• Exercise: Make an exact copy of the listing below.

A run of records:
--
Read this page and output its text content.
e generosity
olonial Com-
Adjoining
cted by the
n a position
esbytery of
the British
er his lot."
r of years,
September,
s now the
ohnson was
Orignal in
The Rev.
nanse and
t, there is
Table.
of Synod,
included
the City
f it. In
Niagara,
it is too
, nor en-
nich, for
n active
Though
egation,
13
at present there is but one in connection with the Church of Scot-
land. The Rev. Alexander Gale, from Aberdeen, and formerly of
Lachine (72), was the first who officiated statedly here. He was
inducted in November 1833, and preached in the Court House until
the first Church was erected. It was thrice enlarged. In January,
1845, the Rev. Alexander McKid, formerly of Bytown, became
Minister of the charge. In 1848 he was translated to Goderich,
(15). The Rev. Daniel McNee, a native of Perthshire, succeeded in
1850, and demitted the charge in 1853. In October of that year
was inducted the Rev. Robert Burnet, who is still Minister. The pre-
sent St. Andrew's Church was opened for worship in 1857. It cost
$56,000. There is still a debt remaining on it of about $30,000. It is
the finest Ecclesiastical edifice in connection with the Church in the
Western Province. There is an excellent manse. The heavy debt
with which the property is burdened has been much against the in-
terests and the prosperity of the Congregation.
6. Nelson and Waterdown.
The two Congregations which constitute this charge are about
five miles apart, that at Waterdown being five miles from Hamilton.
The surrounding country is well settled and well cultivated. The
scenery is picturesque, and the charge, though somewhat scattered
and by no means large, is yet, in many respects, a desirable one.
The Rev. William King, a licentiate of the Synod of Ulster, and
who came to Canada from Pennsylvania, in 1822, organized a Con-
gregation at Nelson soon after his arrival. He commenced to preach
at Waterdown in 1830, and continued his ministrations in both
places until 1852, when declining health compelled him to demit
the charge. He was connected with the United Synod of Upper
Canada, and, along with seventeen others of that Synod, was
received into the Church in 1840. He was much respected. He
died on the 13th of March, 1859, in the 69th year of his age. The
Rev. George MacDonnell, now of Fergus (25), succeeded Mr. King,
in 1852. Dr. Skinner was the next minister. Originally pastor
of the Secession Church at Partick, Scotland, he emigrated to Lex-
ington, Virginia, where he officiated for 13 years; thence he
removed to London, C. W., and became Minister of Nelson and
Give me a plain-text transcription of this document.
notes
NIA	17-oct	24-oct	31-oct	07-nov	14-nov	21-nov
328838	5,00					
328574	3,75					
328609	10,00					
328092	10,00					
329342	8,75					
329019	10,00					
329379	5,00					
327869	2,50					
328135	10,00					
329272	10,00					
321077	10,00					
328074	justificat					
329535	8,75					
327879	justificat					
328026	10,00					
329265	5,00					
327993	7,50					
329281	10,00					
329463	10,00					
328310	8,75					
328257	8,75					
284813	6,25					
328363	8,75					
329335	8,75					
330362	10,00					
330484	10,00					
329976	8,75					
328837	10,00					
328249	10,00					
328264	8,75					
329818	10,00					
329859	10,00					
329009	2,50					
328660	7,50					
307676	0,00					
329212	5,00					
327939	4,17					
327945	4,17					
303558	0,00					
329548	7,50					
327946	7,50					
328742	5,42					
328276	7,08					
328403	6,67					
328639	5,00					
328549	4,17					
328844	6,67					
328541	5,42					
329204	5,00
--
• Completed task:
Read this page and output its text content.
e generosity
olonial Com-
Adjoining
cted by the
n a position
esbytery of
the British
er his lot."
r of years,
September,
s now the
ohnson was
Orignal in
The Rev.
nanse and
t, there is
Table.
of Synod,
included
the City
f it. In
Niagara,
it is too
, nor en-
nich, for
n active
Though
egation,
13
at present there is but one in connection with the Church of Scot-
land. The Rev. Alexander Gale, from Aberdeen, and formerly of
Lachine (72), was the first who officiated statedly here. He was
inducted in November 1833, and preached in the Court House until
the first Church was erected. It was thrice enlarged. In January,
1845, the Rev. Alexander McKid, formerly of Bytown, became
Minister of the charge. In 1848 he was translated to Goderich,
(15). The Rev. Daniel McNee, a native of Perthshire, succeeded in
1850, and demitted the charge in 1853. In October of that year
was inducted the Rev. Robert Burnet, who is still Minister. The pre-
sent St. Andrew's Church was opened for worship in 1857. It cost
$56,000. There is still a debt remaining on it of about $30,000. It is
the finest Ecclesiastical edifice in connection with the Church in the
Western Province. There is an excellent manse. The heavy debt
with which the property is burdened has been much against the in-
terests and the prosperity of the Congregation.
6. Nelson and Waterdown.
The two Congregations which constitute this charge are about
five miles apart, that at Waterdown being five miles from Hamilton.
The surrounding country is well settled and well cultivated. The
scenery is picturesque, and the charge, though somewhat scattered
and by no means large, is yet, in many respects, a desirable one.
The Rev. William King, a licentiate of the Synod of Ulster, and
who came to Canada from Pennsylvania, in 1822, organized a Con-
gregation at Nelson soon after his arrival. He commenced to preach
at Waterdown in 1830, and continued his ministrations in both
places until 1852, when declining health compelled him to demit
the charge. He was connected with the United Synod of Upper
Canada, and, along with seventeen others of that Synod, was
received into the Church in 1840. He was much respected. He
died on the 13th of March, 1859, in the 69th year of his age. The
Rev. George MacDonnell, now of Fergus (25), succeeded Mr. King,
in 1852. Dr. Skinner was the next minister. Originally pastor
of the Secession Church at Partick, Scotland, he emigrated to Lex-
ington, Virginia, where he officiated for 13 years; thence he
removed to London, C. W., and became Minister of Nelson and
Give me a plain-text transcription of this document.
notes
NIA	17-oct	24-oct	31-oct	07-nov	14-nov	21-nov
328838	5,00					
328574	3,75					
328609	10,00					
328092	10,00					
329342	8,75					
329019	10,00					
329379	5,00					
327869	2,50					
328135	10,00					
329272	10,00					
321077	10,00					
328074	justificat					
329535	8,75					
327879	justificat					
328026	10,00					
329265	5,00					
327993	7,50					
329281	10,00					
329463	10,00					
328310	8,75					
328257	8,75					
284813	6,25					
328363	8,75					
329335	8,75					
330362	10,00					
330484	10,00					
329976	8,75					
328837	10,00					
328249	10,00					
328264	8,75					
329818	10,00					
329859	10,00					
329009	2,50					
328660	7,50					
307676	0,00					
329212	5,00					
327939	4,17					
327945	4,17					
303558	0,00					
329548	7,50					
327946	7,50					
328742	5,42					
328276	7,08					
328403	6,67					
328639	5,00					
328549	4,17					
328844	6,67					
328541	5,42					
329204	5,00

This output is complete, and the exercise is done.